### STATED TASK
Write out every entry precisely as given, leaving the pictures out.
────────
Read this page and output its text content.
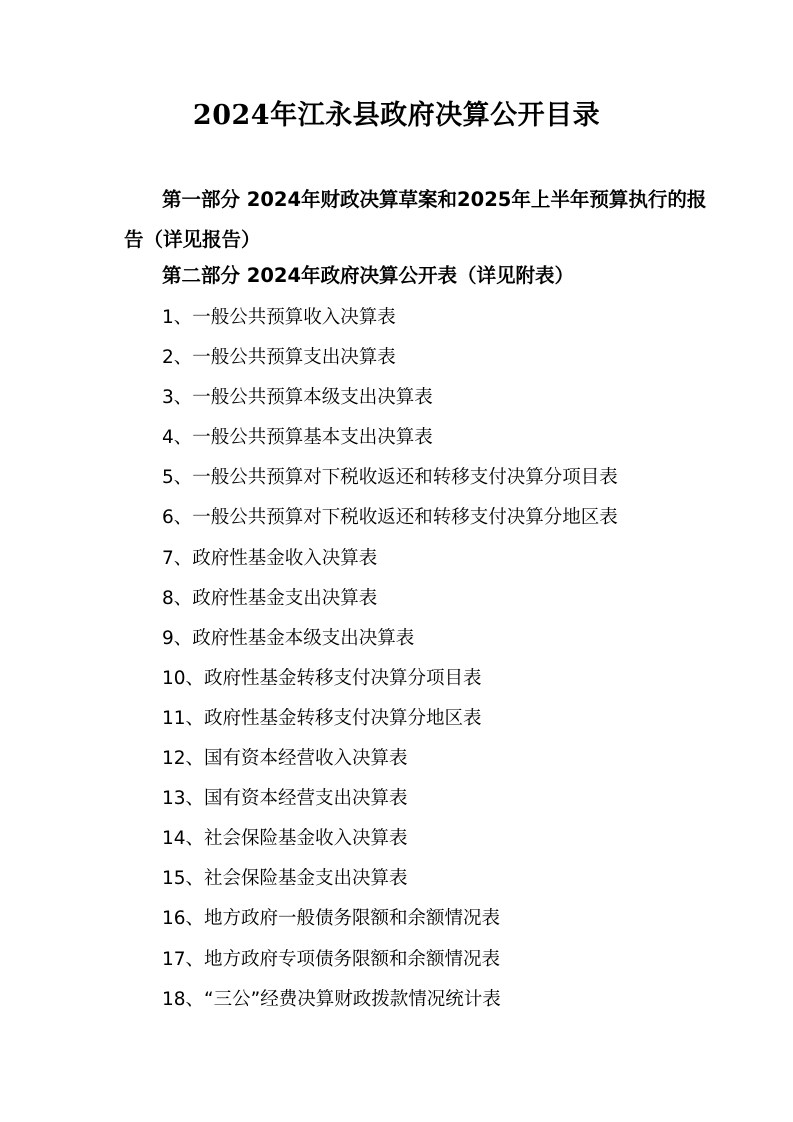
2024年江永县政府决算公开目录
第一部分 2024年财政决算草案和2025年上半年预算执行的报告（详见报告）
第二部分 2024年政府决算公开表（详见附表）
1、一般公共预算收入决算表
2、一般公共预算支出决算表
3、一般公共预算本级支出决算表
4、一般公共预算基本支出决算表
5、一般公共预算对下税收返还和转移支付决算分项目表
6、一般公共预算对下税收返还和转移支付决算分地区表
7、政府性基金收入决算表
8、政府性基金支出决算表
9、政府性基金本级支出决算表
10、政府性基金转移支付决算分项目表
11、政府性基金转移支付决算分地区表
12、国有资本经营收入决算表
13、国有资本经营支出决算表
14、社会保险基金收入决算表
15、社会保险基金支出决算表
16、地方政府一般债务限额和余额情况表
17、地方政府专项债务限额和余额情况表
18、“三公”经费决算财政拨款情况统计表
────────
### ANSWER TO THE TASK
Read this page and output its text content.
2024年江永县政府决算公开目录
第一部分 2024年财政决算草案和2025年上半年预算执行的报告（详见报告）
第二部分 2024年政府决算公开表（详见附表）
1、一般公共预算收入决算表
2、一般公共预算支出决算表
3、一般公共预算本级支出决算表
4、一般公共预算基本支出决算表
5、一般公共预算对下税收返还和转移支付决算分项目表
6、一般公共预算对下税收返还和转移支付决算分地区表
7、政府性基金收入决算表
8、政府性基金支出决算表
9、政府性基金本级支出决算表
10、政府性基金转移支付决算分项目表
11、政府性基金转移支付决算分地区表
12、国有资本经营收入决算表
13、国有资本经营支出决算表
14、社会保险基金收入决算表
15、社会保险基金支出决算表
16、地方政府一般债务限额和余额情况表
17、地方政府专项债务限额和余额情况表
18、“三公”经费决算财政拨款情况统计表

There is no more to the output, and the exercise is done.